### Required work
Every entry below should be transcribed exactly; pictures stay out of the copy.

### Material supplied
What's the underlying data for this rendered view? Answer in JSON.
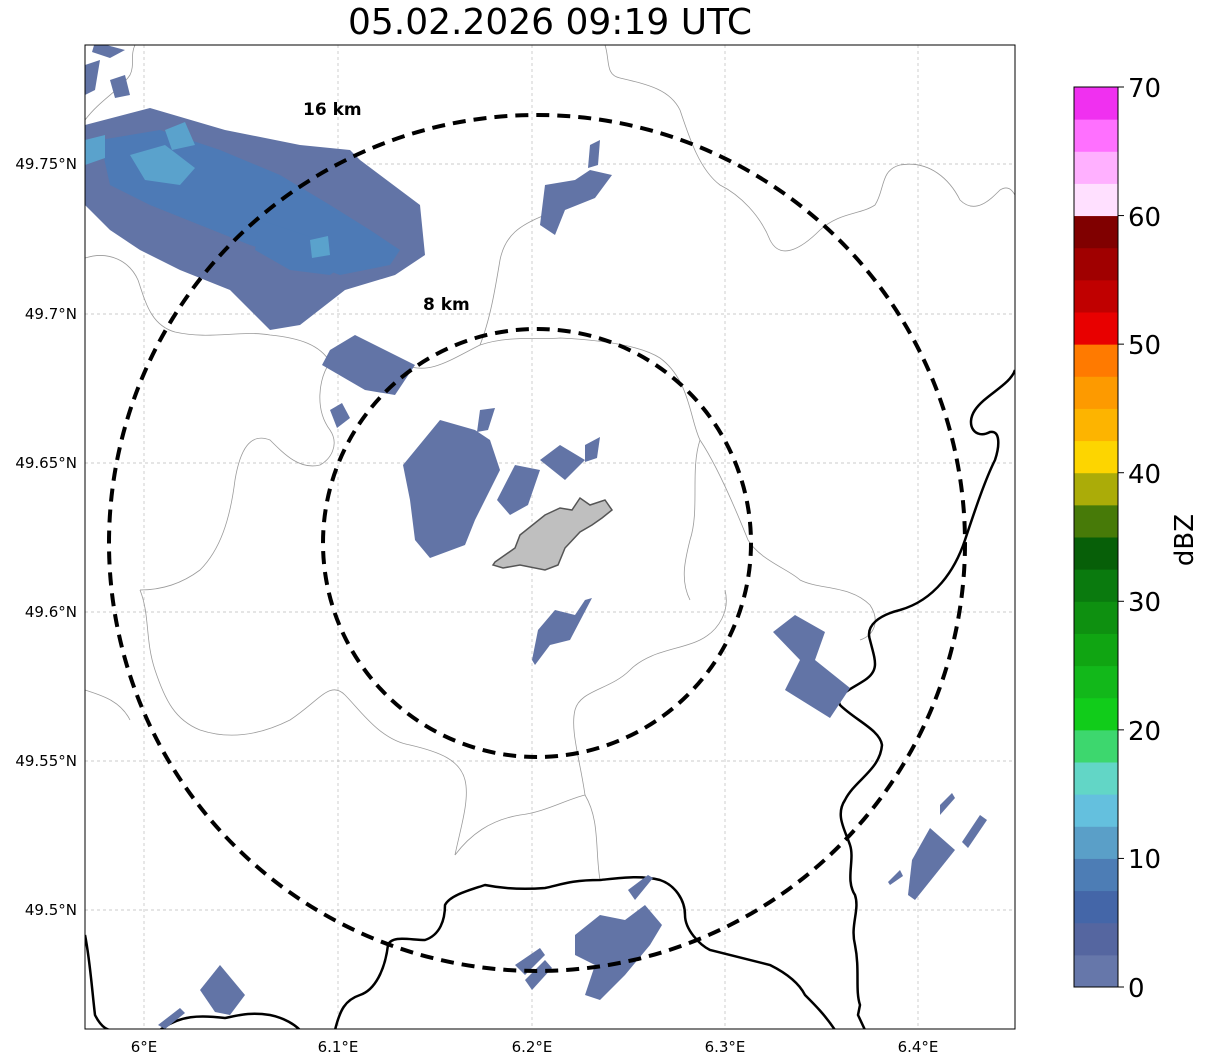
{
  "title": "05.02.2026 09:19 UTC",
  "axes": {
    "lon_ticks": [
      "6°E",
      "6.1°E",
      "6.2°E",
      "6.3°E",
      "6.4°E"
    ],
    "lat_ticks": [
      "49.75°N",
      "49.7°N",
      "49.65°N",
      "49.6°N",
      "49.55°N",
      "49.5°N"
    ],
    "grid": true
  },
  "range_rings": [
    {
      "label": "16 km",
      "radius_km": 16,
      "style": "dashed"
    },
    {
      "label": "8 km",
      "radius_km": 8,
      "style": "dashed"
    }
  ],
  "colorbar": {
    "label": "dBZ",
    "ticks": [
      "0",
      "10",
      "20",
      "30",
      "40",
      "50",
      "60",
      "70"
    ],
    "colors": [
      "#6677aa",
      "#5566a0",
      "#4466a8",
      "#4d7db5",
      "#5a9fc8",
      "#64c0de",
      "#62d6c6",
      "#3dd76e",
      "#11cc1a",
      "#12b81a",
      "#10a512",
      "#0e9010",
      "#0a7a0e",
      "#075f08",
      "#477a08",
      "#abac08",
      "#fdd500",
      "#fdb400",
      "#fd9a00",
      "#ff7a00",
      "#e80000",
      "#c00000",
      "#a00000",
      "#800000",
      "#ffe0ff",
      "#ffb0ff",
      "#ff70ff",
      "#f030f0"
    ]
  },
  "colors": {
    "precip_low": "#6274a6",
    "precip_mid": "#4d7ab6",
    "precip_high": "#5aa2cc",
    "city": "#bfbfbf",
    "border": "#000000",
    "admin": "#9a9a9a"
  }
}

### Output of the exercise
What's the underlying data for this rendered view? Answer in JSON.
{
  "title": "05.02.2026 09:19 UTC",
  "axes": {
    "lon_ticks": [
      "6°E",
      "6.1°E",
      "6.2°E",
      "6.3°E",
      "6.4°E"
    ],
    "lat_ticks": [
      "49.75°N",
      "49.7°N",
      "49.65°N",
      "49.6°N",
      "49.55°N",
      "49.5°N"
    ],
    "grid": true
  },
  "range_rings": [
    {
      "label": "16 km",
      "radius_km": 16,
      "style": "dashed"
    },
    {
      "label": "8 km",
      "radius_km": 8,
      "style": "dashed"
    }
  ],
  "colorbar": {
    "label": "dBZ",
    "ticks": [
      "0",
      "10",
      "20",
      "30",
      "40",
      "50",
      "60",
      "70"
    ],
    "colors": [
      "#6677aa",
      "#5566a0",
      "#4466a8",
      "#4d7db5",
      "#5a9fc8",
      "#64c0de",
      "#62d6c6",
      "#3dd76e",
      "#11cc1a",
      "#12b81a",
      "#10a512",
      "#0e9010",
      "#0a7a0e",
      "#075f08",
      "#477a08",
      "#abac08",
      "#fdd500",
      "#fdb400",
      "#fd9a00",
      "#ff7a00",
      "#e80000",
      "#c00000",
      "#a00000",
      "#800000",
      "#ffe0ff",
      "#ffb0ff",
      "#ff70ff",
      "#f030f0"
    ]
  },
  "colors": {
    "precip_low": "#6274a6",
    "precip_mid": "#4d7ab6",
    "precip_high": "#5aa2cc",
    "city": "#bfbfbf",
    "border": "#000000",
    "admin": "#9a9a9a"
  }
}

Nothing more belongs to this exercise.